◆ What is asked ◆
Take the material below and retype it in full; pictures are left out.

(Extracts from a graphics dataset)
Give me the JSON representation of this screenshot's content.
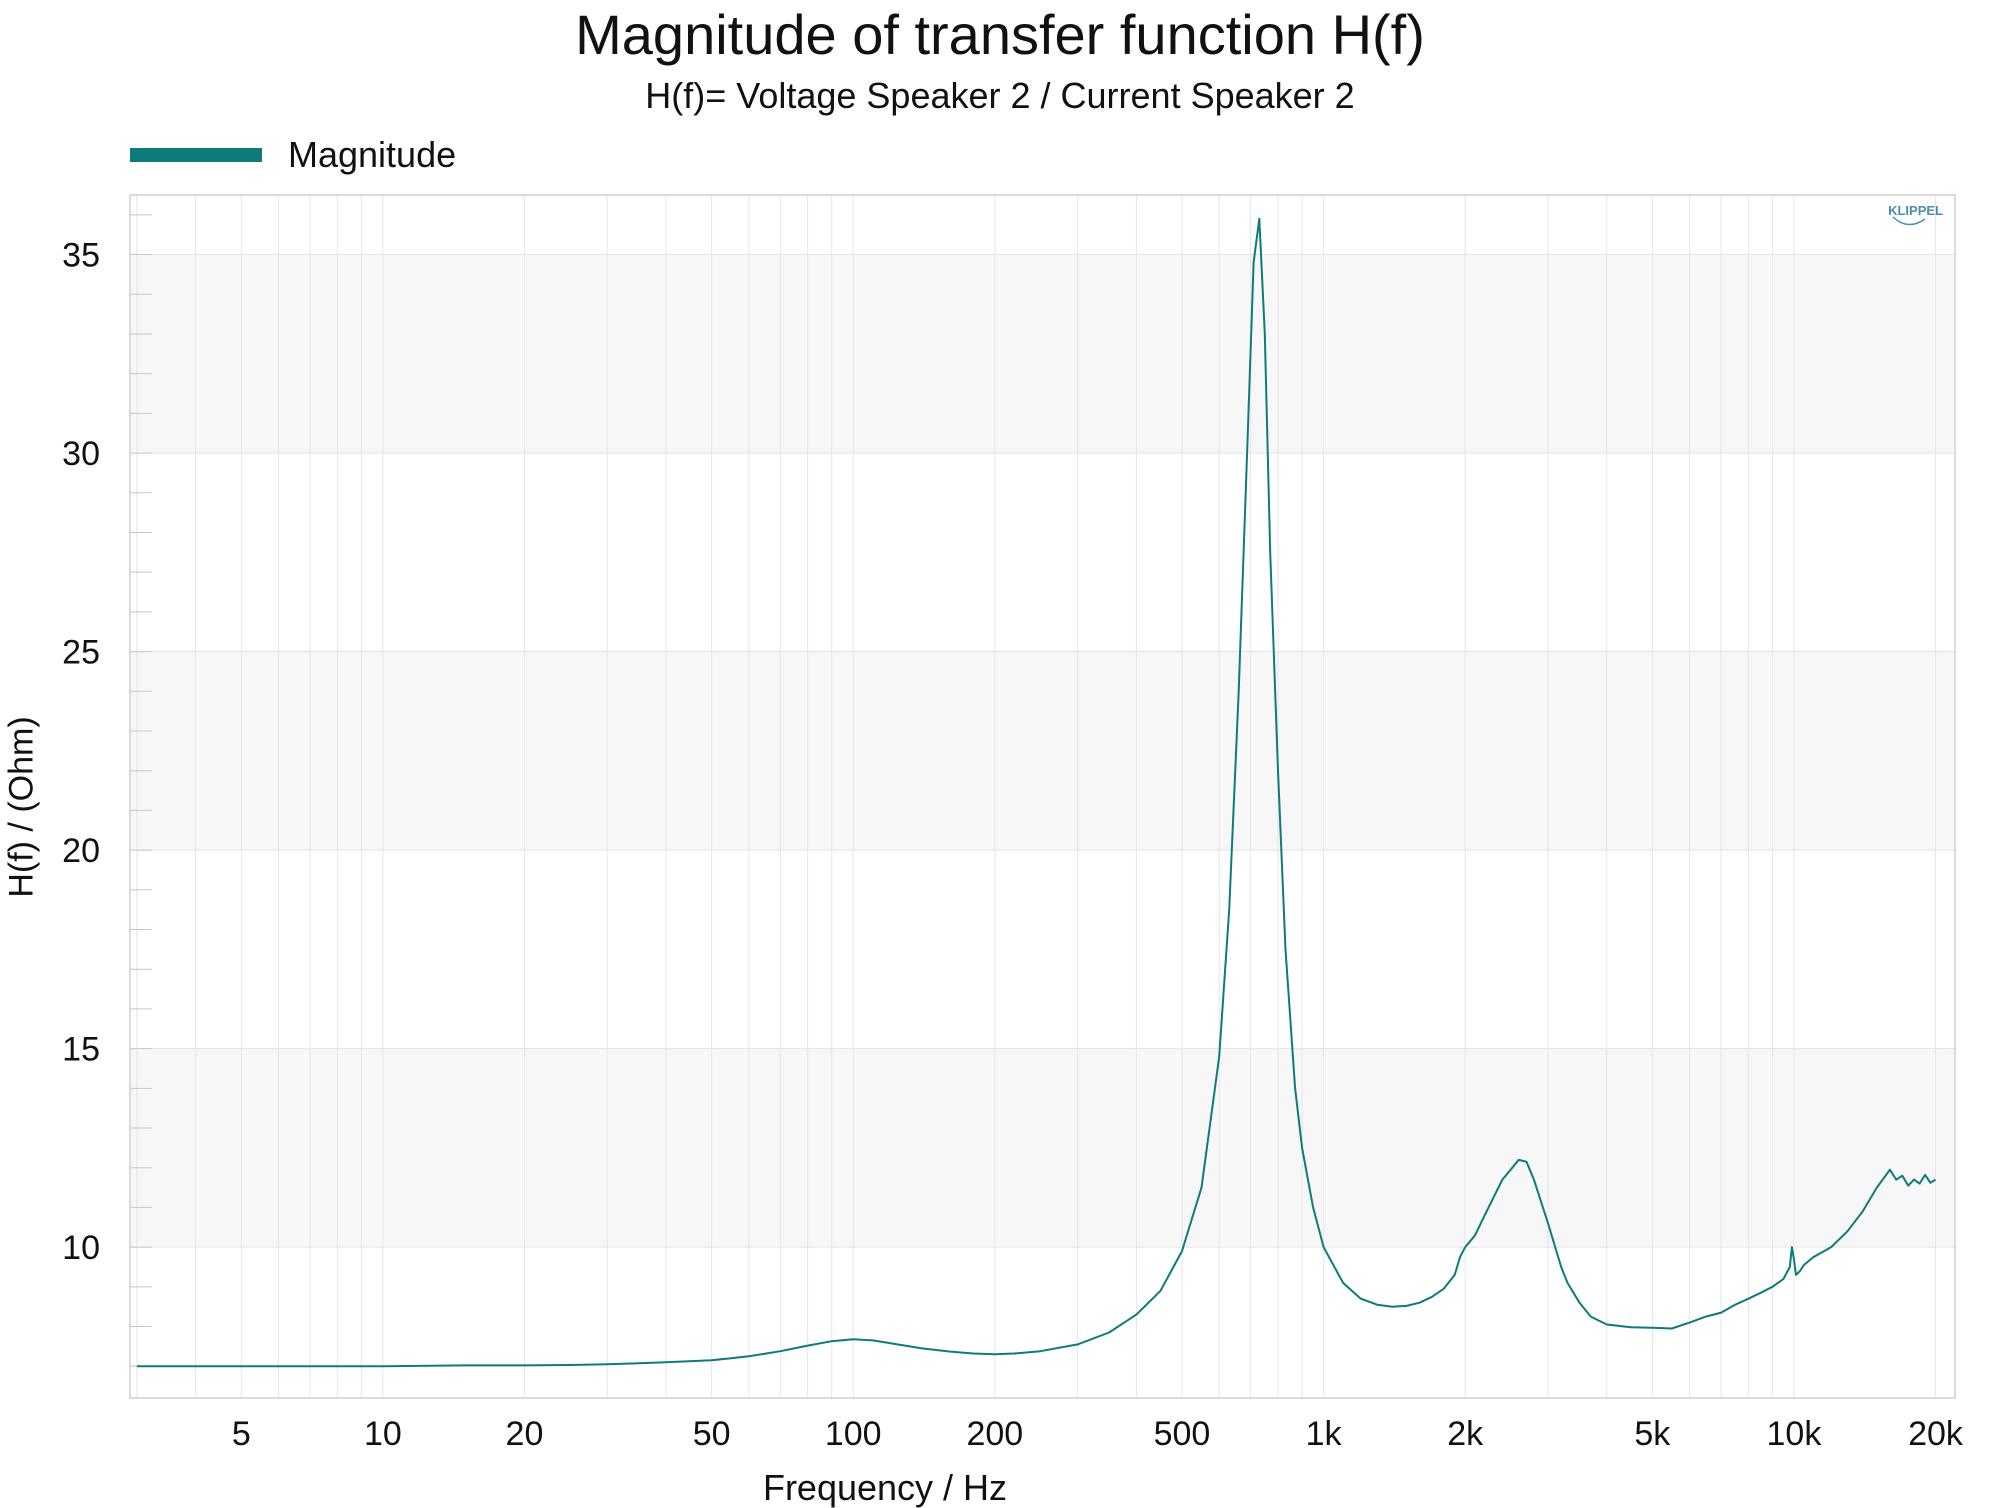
{
  "chart_data": {
    "type": "line",
    "title": "Magnitude of transfer function H(f)",
    "subtitle": "H(f)= Voltage Speaker 2 / Current Speaker 2",
    "xlabel": "Frequency / Hz",
    "ylabel": "H(f) / (Ohm)",
    "x_scale": "log",
    "xlim": [
      2.9,
      22000
    ],
    "ylim": [
      6.2,
      36.5
    ],
    "grid": true,
    "legend_position": "top-left",
    "logo": "KLIPPEL",
    "x_ticks": [
      {
        "value": 5,
        "label": "5"
      },
      {
        "value": 10,
        "label": "10"
      },
      {
        "value": 20,
        "label": "20"
      },
      {
        "value": 50,
        "label": "50"
      },
      {
        "value": 100,
        "label": "100"
      },
      {
        "value": 200,
        "label": "200"
      },
      {
        "value": 500,
        "label": "500"
      },
      {
        "value": 1000,
        "label": "1k"
      },
      {
        "value": 2000,
        "label": "2k"
      },
      {
        "value": 5000,
        "label": "5k"
      },
      {
        "value": 10000,
        "label": "10k"
      },
      {
        "value": 20000,
        "label": "20k"
      }
    ],
    "y_ticks": [
      10,
      15,
      20,
      25,
      30,
      35
    ],
    "series": [
      {
        "name": "Magnitude",
        "color": "#0e7b7b",
        "x": [
          3,
          5,
          10,
          15,
          20,
          25,
          30,
          40,
          50,
          55,
          60,
          70,
          80,
          90,
          100,
          110,
          120,
          140,
          160,
          180,
          200,
          220,
          250,
          300,
          350,
          400,
          450,
          500,
          550,
          600,
          630,
          660,
          690,
          710,
          730,
          750,
          770,
          800,
          830,
          870,
          900,
          950,
          1000,
          1100,
          1200,
          1300,
          1400,
          1500,
          1600,
          1700,
          1800,
          1900,
          1950,
          2000,
          2100,
          2200,
          2400,
          2600,
          2700,
          2800,
          3000,
          3200,
          3300,
          3500,
          3700,
          4000,
          4500,
          5000,
          5500,
          6000,
          6500,
          7000,
          7500,
          8000,
          8500,
          9000,
          9500,
          9800,
          9900,
          10000,
          10100,
          10300,
          10500,
          11000,
          12000,
          13000,
          14000,
          15000,
          16000,
          16500,
          17000,
          17500,
          18000,
          18500,
          19000,
          19500,
          20000
        ],
        "values": [
          7.0,
          7.0,
          7.0,
          7.02,
          7.02,
          7.03,
          7.05,
          7.1,
          7.15,
          7.2,
          7.25,
          7.38,
          7.52,
          7.63,
          7.68,
          7.65,
          7.58,
          7.45,
          7.37,
          7.32,
          7.3,
          7.32,
          7.38,
          7.55,
          7.85,
          8.3,
          8.9,
          9.9,
          11.5,
          14.8,
          18.5,
          24.0,
          30.5,
          34.8,
          35.9,
          33.0,
          27.5,
          22.0,
          17.5,
          14.0,
          12.5,
          11.0,
          10.0,
          9.1,
          8.7,
          8.55,
          8.5,
          8.52,
          8.6,
          8.75,
          8.95,
          9.3,
          9.75,
          10.0,
          10.3,
          10.8,
          11.7,
          12.2,
          12.15,
          11.7,
          10.6,
          9.5,
          9.1,
          8.6,
          8.25,
          8.05,
          7.98,
          7.97,
          7.95,
          8.1,
          8.25,
          8.35,
          8.55,
          8.7,
          8.85,
          9.0,
          9.2,
          9.5,
          10.0,
          9.7,
          9.3,
          9.4,
          9.55,
          9.75,
          10.0,
          10.4,
          10.9,
          11.5,
          11.95,
          11.7,
          11.8,
          11.55,
          11.7,
          11.6,
          11.82,
          11.62,
          11.7
        ]
      }
    ]
  }
}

◆ Solution to this problem ◆
Give me the JSON representation of this screenshot's content.
{
  "chart_data": {
    "type": "line",
    "title": "Magnitude of transfer function H(f)",
    "subtitle": "H(f)= Voltage Speaker 2 / Current Speaker 2",
    "xlabel": "Frequency / Hz",
    "ylabel": "H(f) / (Ohm)",
    "x_scale": "log",
    "xlim": [
      2.9,
      22000
    ],
    "ylim": [
      6.2,
      36.5
    ],
    "grid": true,
    "legend_position": "top-left",
    "logo": "KLIPPEL",
    "x_ticks": [
      {
        "value": 5,
        "label": "5"
      },
      {
        "value": 10,
        "label": "10"
      },
      {
        "value": 20,
        "label": "20"
      },
      {
        "value": 50,
        "label": "50"
      },
      {
        "value": 100,
        "label": "100"
      },
      {
        "value": 200,
        "label": "200"
      },
      {
        "value": 500,
        "label": "500"
      },
      {
        "value": 1000,
        "label": "1k"
      },
      {
        "value": 2000,
        "label": "2k"
      },
      {
        "value": 5000,
        "label": "5k"
      },
      {
        "value": 10000,
        "label": "10k"
      },
      {
        "value": 20000,
        "label": "20k"
      }
    ],
    "y_ticks": [
      10,
      15,
      20,
      25,
      30,
      35
    ],
    "series": [
      {
        "name": "Magnitude",
        "color": "#0e7b7b",
        "x": [
          3,
          5,
          10,
          15,
          20,
          25,
          30,
          40,
          50,
          55,
          60,
          70,
          80,
          90,
          100,
          110,
          120,
          140,
          160,
          180,
          200,
          220,
          250,
          300,
          350,
          400,
          450,
          500,
          550,
          600,
          630,
          660,
          690,
          710,
          730,
          750,
          770,
          800,
          830,
          870,
          900,
          950,
          1000,
          1100,
          1200,
          1300,
          1400,
          1500,
          1600,
          1700,
          1800,
          1900,
          1950,
          2000,
          2100,
          2200,
          2400,
          2600,
          2700,
          2800,
          3000,
          3200,
          3300,
          3500,
          3700,
          4000,
          4500,
          5000,
          5500,
          6000,
          6500,
          7000,
          7500,
          8000,
          8500,
          9000,
          9500,
          9800,
          9900,
          10000,
          10100,
          10300,
          10500,
          11000,
          12000,
          13000,
          14000,
          15000,
          16000,
          16500,
          17000,
          17500,
          18000,
          18500,
          19000,
          19500,
          20000
        ],
        "values": [
          7.0,
          7.0,
          7.0,
          7.02,
          7.02,
          7.03,
          7.05,
          7.1,
          7.15,
          7.2,
          7.25,
          7.38,
          7.52,
          7.63,
          7.68,
          7.65,
          7.58,
          7.45,
          7.37,
          7.32,
          7.3,
          7.32,
          7.38,
          7.55,
          7.85,
          8.3,
          8.9,
          9.9,
          11.5,
          14.8,
          18.5,
          24.0,
          30.5,
          34.8,
          35.9,
          33.0,
          27.5,
          22.0,
          17.5,
          14.0,
          12.5,
          11.0,
          10.0,
          9.1,
          8.7,
          8.55,
          8.5,
          8.52,
          8.6,
          8.75,
          8.95,
          9.3,
          9.75,
          10.0,
          10.3,
          10.8,
          11.7,
          12.2,
          12.15,
          11.7,
          10.6,
          9.5,
          9.1,
          8.6,
          8.25,
          8.05,
          7.98,
          7.97,
          7.95,
          8.1,
          8.25,
          8.35,
          8.55,
          8.7,
          8.85,
          9.0,
          9.2,
          9.5,
          10.0,
          9.7,
          9.3,
          9.4,
          9.55,
          9.75,
          10.0,
          10.4,
          10.9,
          11.5,
          11.95,
          11.7,
          11.8,
          11.55,
          11.7,
          11.6,
          11.82,
          11.62,
          11.7
        ]
      }
    ]
  }
}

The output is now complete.